■ Data excerpts
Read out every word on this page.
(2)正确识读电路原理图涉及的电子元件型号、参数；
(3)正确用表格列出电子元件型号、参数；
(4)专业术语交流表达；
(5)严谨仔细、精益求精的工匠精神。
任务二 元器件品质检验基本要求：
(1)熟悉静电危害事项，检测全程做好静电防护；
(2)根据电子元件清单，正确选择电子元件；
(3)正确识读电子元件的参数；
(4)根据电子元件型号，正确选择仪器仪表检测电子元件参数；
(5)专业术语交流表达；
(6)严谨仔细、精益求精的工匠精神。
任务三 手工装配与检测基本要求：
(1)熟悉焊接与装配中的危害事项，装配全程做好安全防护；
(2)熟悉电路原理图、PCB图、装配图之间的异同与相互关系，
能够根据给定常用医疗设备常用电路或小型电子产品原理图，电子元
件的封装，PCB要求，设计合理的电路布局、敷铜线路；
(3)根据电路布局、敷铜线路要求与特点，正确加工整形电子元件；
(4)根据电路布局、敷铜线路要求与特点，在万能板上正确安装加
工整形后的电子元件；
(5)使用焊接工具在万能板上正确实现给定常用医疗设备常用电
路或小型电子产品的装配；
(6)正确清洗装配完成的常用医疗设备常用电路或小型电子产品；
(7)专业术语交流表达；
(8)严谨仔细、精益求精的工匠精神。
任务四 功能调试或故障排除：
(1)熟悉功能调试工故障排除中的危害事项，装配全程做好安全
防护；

■ Short problem
Once more, set down the full listing, verbatim.

■ Problem solution
Read out every word on this page.
(2)正确识读电路原理图涉及的电子元件型号、参数；
(3)正确用表格列出电子元件型号、参数；
(4)专业术语交流表达；
(5)严谨仔细、精益求精的工匠精神。
任务二 元器件品质检验基本要求：
(1)熟悉静电危害事项，检测全程做好静电防护；
(2)根据电子元件清单，正确选择电子元件；
(3)正确识读电子元件的参数；
(4)根据电子元件型号，正确选择仪器仪表检测电子元件参数；
(5)专业术语交流表达；
(6)严谨仔细、精益求精的工匠精神。
任务三 手工装配与检测基本要求：
(1)熟悉焊接与装配中的危害事项，装配全程做好安全防护；
(2)熟悉电路原理图、PCB图、装配图之间的异同与相互关系，
能够根据给定常用医疗设备常用电路或小型电子产品原理图，电子元
件的封装，PCB要求，设计合理的电路布局、敷铜线路；
(3)根据电路布局、敷铜线路要求与特点，正确加工整形电子元件；
(4)根据电路布局、敷铜线路要求与特点，在万能板上正确安装加
工整形后的电子元件；
(5)使用焊接工具在万能板上正确实现给定常用医疗设备常用电
路或小型电子产品的装配；
(6)正确清洗装配完成的常用医疗设备常用电路或小型电子产品；
(7)专业术语交流表达；
(8)严谨仔细、精益求精的工匠精神。
任务四 功能调试或故障排除：
(1)熟悉功能调试工故障排除中的危害事项，装配全程做好安全
防护；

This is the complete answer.